Work to do:
For each line of the data below that holds "this", copy the line.

(Dataset records)
*-*-*
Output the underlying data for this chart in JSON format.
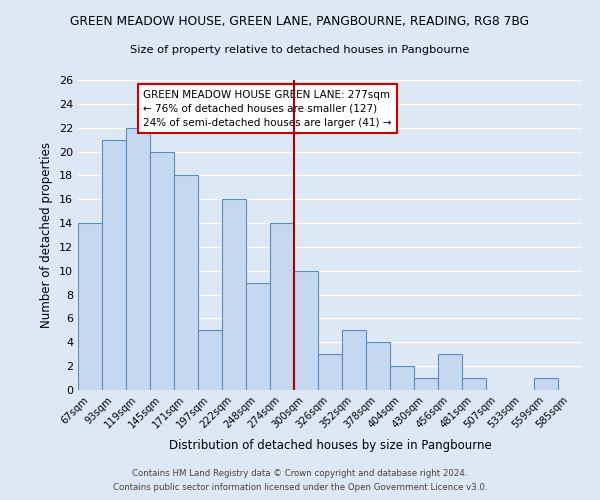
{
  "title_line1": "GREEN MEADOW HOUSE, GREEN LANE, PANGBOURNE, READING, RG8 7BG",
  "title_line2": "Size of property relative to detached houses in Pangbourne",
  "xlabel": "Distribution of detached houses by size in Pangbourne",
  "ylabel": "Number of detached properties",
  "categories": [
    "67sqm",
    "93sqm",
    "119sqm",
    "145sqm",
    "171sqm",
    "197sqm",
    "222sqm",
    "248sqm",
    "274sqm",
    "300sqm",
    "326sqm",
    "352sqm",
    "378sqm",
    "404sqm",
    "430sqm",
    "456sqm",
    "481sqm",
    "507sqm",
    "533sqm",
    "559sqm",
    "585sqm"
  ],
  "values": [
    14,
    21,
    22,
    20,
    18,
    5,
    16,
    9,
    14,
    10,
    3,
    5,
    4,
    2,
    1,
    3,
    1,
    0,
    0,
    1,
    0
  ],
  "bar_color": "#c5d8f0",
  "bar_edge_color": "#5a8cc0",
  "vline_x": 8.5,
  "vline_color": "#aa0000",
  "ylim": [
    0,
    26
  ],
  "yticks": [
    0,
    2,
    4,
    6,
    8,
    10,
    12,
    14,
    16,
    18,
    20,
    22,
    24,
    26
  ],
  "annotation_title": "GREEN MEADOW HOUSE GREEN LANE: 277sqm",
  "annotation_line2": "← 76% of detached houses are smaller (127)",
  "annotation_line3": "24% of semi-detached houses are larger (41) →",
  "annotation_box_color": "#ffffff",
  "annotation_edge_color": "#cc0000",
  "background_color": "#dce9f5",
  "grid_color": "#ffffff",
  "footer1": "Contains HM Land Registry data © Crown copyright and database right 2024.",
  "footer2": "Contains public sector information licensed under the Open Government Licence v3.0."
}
*-*-*
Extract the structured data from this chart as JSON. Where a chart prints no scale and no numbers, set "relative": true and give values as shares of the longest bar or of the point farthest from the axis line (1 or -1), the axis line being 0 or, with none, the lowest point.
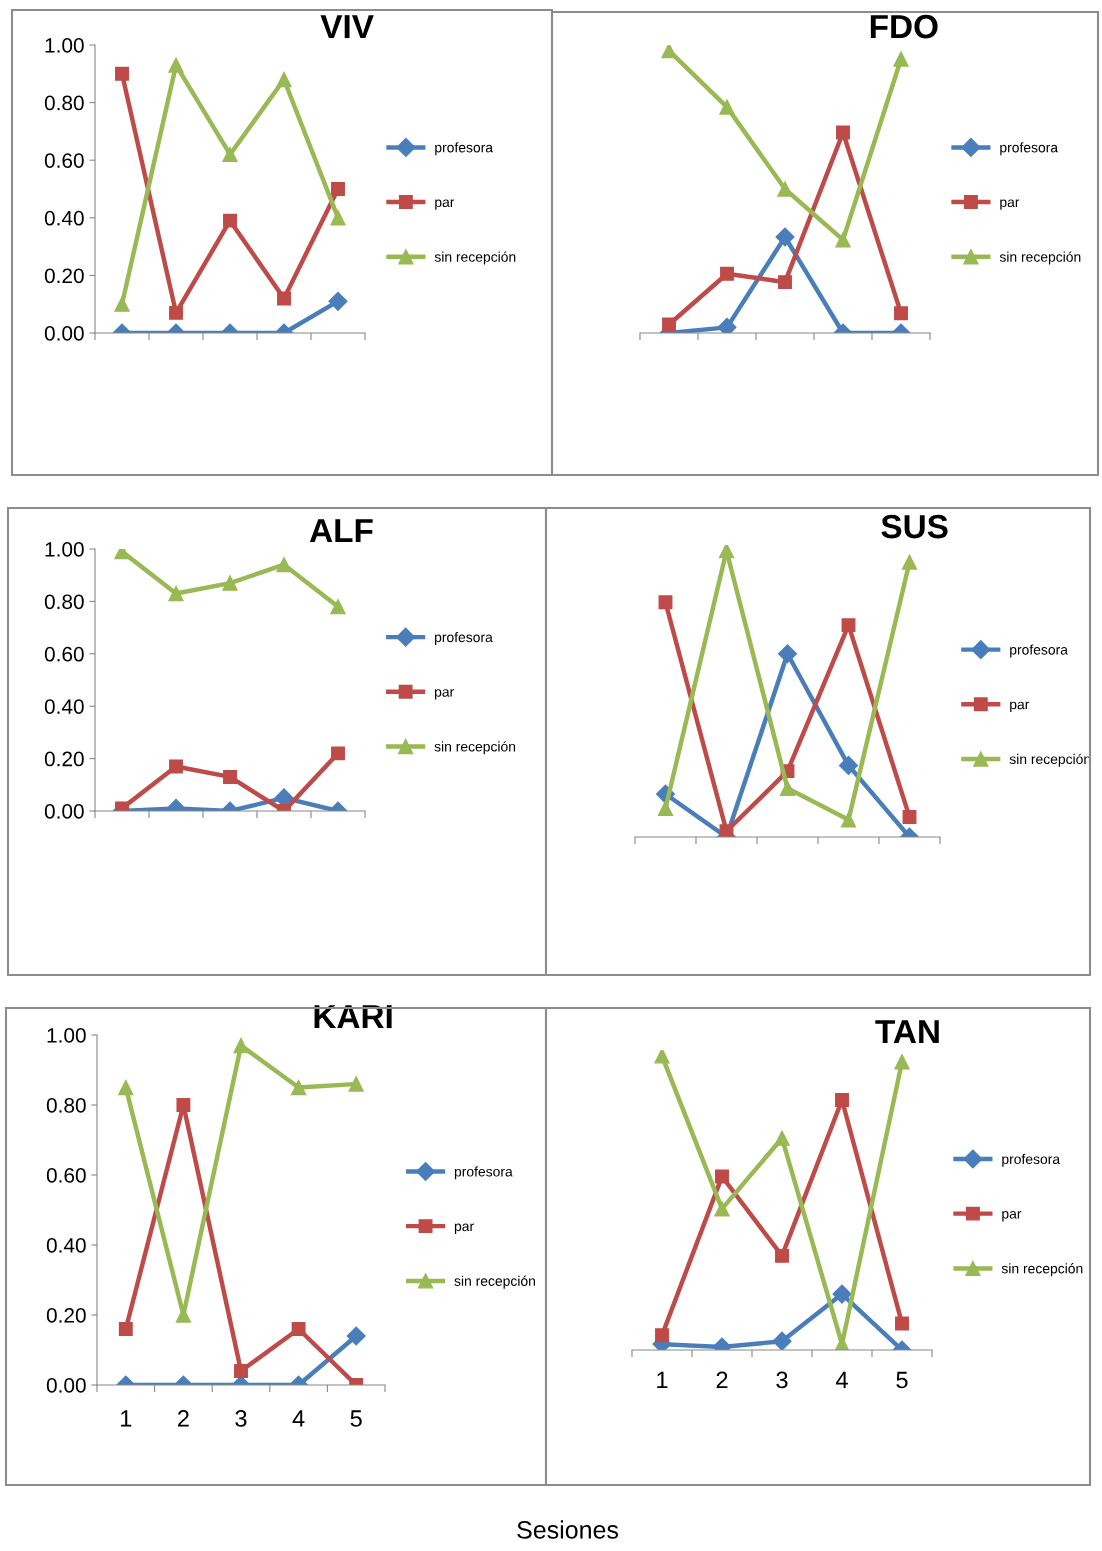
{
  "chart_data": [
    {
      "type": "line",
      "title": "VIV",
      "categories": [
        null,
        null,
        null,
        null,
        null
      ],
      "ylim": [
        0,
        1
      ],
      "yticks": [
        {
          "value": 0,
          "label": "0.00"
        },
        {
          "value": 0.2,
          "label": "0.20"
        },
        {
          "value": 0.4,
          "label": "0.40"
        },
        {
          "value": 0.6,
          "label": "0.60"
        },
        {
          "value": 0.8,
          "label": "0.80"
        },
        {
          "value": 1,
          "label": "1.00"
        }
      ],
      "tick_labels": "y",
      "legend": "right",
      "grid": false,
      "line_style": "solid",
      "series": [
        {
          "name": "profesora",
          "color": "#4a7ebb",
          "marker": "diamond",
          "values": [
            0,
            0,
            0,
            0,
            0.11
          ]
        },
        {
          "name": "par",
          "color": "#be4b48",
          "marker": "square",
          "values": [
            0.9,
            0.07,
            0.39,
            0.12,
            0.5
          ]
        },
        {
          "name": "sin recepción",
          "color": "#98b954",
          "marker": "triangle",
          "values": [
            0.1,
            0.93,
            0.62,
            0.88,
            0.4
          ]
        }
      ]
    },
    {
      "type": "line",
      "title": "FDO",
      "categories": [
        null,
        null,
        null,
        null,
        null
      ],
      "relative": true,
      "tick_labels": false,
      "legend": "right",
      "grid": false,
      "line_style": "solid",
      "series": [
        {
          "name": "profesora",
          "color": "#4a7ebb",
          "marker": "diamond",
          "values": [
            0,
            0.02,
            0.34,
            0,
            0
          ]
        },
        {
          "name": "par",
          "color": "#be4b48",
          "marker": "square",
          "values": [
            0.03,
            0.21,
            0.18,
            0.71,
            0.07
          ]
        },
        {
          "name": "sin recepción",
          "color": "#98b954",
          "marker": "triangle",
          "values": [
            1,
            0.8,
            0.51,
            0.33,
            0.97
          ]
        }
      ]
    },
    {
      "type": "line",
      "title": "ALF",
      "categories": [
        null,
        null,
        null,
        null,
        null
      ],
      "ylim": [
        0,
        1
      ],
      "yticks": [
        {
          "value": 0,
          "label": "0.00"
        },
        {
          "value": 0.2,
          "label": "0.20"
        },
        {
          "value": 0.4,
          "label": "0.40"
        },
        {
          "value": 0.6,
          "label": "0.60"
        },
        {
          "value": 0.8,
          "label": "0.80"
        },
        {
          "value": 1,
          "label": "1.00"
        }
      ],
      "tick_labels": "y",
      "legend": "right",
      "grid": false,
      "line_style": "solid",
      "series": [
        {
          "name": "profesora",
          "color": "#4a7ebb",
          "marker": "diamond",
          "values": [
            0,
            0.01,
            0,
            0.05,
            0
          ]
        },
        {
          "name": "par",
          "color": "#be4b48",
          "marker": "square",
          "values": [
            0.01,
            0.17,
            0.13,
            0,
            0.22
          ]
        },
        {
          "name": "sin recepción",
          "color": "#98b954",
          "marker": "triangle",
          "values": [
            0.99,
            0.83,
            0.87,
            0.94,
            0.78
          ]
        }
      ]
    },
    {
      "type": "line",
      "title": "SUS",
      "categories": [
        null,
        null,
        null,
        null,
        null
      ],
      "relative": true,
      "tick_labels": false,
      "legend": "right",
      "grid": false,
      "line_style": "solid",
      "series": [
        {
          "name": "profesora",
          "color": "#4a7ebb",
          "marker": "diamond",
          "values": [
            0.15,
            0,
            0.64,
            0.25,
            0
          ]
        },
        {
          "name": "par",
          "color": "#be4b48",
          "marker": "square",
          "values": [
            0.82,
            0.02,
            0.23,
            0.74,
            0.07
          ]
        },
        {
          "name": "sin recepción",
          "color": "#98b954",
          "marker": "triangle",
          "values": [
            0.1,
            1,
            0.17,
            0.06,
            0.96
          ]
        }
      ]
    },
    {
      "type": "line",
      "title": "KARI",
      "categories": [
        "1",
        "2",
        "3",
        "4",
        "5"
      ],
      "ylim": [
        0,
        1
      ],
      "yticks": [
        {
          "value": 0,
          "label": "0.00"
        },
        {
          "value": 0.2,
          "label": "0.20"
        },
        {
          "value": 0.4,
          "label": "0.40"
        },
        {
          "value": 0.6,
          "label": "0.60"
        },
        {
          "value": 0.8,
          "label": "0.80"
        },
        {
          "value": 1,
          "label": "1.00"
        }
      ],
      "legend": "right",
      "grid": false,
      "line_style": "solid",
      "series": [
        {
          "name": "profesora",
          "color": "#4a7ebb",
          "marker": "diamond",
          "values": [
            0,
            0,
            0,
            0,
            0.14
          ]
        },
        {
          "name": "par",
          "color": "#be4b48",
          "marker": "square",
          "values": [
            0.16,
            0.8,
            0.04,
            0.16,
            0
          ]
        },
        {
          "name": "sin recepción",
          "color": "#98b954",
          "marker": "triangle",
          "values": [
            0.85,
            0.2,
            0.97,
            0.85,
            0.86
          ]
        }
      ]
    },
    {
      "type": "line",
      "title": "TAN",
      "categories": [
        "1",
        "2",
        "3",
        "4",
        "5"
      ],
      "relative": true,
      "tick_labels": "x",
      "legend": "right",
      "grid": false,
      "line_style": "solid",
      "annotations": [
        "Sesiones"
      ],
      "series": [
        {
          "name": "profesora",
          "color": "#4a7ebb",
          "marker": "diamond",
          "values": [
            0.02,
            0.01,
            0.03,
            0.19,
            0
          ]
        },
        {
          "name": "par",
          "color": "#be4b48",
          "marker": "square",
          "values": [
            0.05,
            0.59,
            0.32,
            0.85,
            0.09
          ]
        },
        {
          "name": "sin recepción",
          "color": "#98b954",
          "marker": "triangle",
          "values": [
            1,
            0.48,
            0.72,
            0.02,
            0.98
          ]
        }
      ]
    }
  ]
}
*-*-*
Correct answer:
Output the underlying data for this chart in JSON format.
Extract the structured data from this chart as JSON. Where a chart prints no scale and no numbers, set "relative": true and give values as shares of the longest bar or of the point farthest from the axis line (1 or -1), the axis line being 0 or, with none, the lowest point.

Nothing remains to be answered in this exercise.